• [JOB] Retype everything in the listing, leaving each line exactly as it is.

----

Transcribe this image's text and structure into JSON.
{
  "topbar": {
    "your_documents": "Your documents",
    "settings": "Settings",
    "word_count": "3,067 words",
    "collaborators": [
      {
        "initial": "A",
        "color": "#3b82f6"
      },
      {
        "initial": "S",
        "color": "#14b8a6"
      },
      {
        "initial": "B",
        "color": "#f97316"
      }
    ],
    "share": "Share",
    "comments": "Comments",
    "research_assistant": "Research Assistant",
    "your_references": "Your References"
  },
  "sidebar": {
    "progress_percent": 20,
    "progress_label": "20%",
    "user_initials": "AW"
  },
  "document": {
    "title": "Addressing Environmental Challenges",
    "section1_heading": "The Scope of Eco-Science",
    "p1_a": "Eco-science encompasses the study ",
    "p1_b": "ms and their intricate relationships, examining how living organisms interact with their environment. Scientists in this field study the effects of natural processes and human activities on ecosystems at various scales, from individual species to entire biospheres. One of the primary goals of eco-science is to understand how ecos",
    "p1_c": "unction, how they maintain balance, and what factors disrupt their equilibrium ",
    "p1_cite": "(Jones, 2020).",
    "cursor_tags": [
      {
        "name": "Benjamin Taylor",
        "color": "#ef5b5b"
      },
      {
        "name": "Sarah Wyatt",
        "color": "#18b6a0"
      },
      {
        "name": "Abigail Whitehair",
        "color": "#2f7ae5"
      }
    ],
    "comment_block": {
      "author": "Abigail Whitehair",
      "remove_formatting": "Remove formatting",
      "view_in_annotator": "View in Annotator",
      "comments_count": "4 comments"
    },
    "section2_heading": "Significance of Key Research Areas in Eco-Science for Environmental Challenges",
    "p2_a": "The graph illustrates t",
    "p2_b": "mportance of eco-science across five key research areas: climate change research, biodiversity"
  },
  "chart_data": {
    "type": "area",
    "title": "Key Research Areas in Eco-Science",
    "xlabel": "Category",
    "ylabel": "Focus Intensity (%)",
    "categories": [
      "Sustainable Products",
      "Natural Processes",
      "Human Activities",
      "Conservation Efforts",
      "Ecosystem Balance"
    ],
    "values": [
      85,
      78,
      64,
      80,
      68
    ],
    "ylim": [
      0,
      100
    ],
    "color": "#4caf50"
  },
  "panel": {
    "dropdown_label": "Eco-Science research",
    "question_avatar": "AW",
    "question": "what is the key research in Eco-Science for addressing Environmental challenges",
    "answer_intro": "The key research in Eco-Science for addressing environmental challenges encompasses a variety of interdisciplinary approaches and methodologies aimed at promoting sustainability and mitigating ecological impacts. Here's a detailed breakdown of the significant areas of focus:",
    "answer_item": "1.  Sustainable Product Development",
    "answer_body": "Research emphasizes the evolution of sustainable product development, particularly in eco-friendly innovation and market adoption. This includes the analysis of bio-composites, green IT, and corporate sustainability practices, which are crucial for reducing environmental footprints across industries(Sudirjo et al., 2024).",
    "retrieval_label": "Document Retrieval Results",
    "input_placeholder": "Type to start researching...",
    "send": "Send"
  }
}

----

• [COMPLETE RESPONSE]
Transcribe this image's text and structure into JSON.
{
  "topbar": {
    "your_documents": "Your documents",
    "settings": "Settings",
    "word_count": "3,067 words",
    "collaborators": [
      {
        "initial": "A",
        "color": "#3b82f6"
      },
      {
        "initial": "S",
        "color": "#14b8a6"
      },
      {
        "initial": "B",
        "color": "#f97316"
      }
    ],
    "share": "Share",
    "comments": "Comments",
    "research_assistant": "Research Assistant",
    "your_references": "Your References"
  },
  "sidebar": {
    "progress_percent": 20,
    "progress_label": "20%",
    "user_initials": "AW"
  },
  "document": {
    "title": "Addressing Environmental Challenges",
    "section1_heading": "The Scope of Eco-Science",
    "p1_a": "Eco-science encompasses the study ",
    "p1_b": "ms and their intricate relationships, examining how living organisms interact with their environment. Scientists in this field study the effects of natural processes and human activities on ecosystems at various scales, from individual species to entire biospheres. One of the primary goals of eco-science is to understand how ecos",
    "p1_c": "unction, how they maintain balance, and what factors disrupt their equilibrium ",
    "p1_cite": "(Jones, 2020).",
    "cursor_tags": [
      {
        "name": "Benjamin Taylor",
        "color": "#ef5b5b"
      },
      {
        "name": "Sarah Wyatt",
        "color": "#18b6a0"
      },
      {
        "name": "Abigail Whitehair",
        "color": "#2f7ae5"
      }
    ],
    "comment_block": {
      "author": "Abigail Whitehair",
      "remove_formatting": "Remove formatting",
      "view_in_annotator": "View in Annotator",
      "comments_count": "4 comments"
    },
    "section2_heading": "Significance of Key Research Areas in Eco-Science for Environmental Challenges",
    "p2_a": "The graph illustrates t",
    "p2_b": "mportance of eco-science across five key research areas: climate change research, biodiversity"
  },
  "chart_data": {
    "type": "area",
    "title": "Key Research Areas in Eco-Science",
    "xlabel": "Category",
    "ylabel": "Focus Intensity (%)",
    "categories": [
      "Sustainable Products",
      "Natural Processes",
      "Human Activities",
      "Conservation Efforts",
      "Ecosystem Balance"
    ],
    "values": [
      85,
      78,
      64,
      80,
      68
    ],
    "ylim": [
      0,
      100
    ],
    "color": "#4caf50"
  },
  "panel": {
    "dropdown_label": "Eco-Science research",
    "question_avatar": "AW",
    "question": "what is the key research in Eco-Science for addressing Environmental challenges",
    "answer_intro": "The key research in Eco-Science for addressing environmental challenges encompasses a variety of interdisciplinary approaches and methodologies aimed at promoting sustainability and mitigating ecological impacts. Here's a detailed breakdown of the significant areas of focus:",
    "answer_item": "1.  Sustainable Product Development",
    "answer_body": "Research emphasizes the evolution of sustainable product development, particularly in eco-friendly innovation and market adoption. This includes the analysis of bio-composites, green IT, and corporate sustainability practices, which are crucial for reducing environmental footprints across industries(Sudirjo et al., 2024).",
    "retrieval_label": "Document Retrieval Results",
    "input_placeholder": "Type to start researching...",
    "send": "Send"
  }
}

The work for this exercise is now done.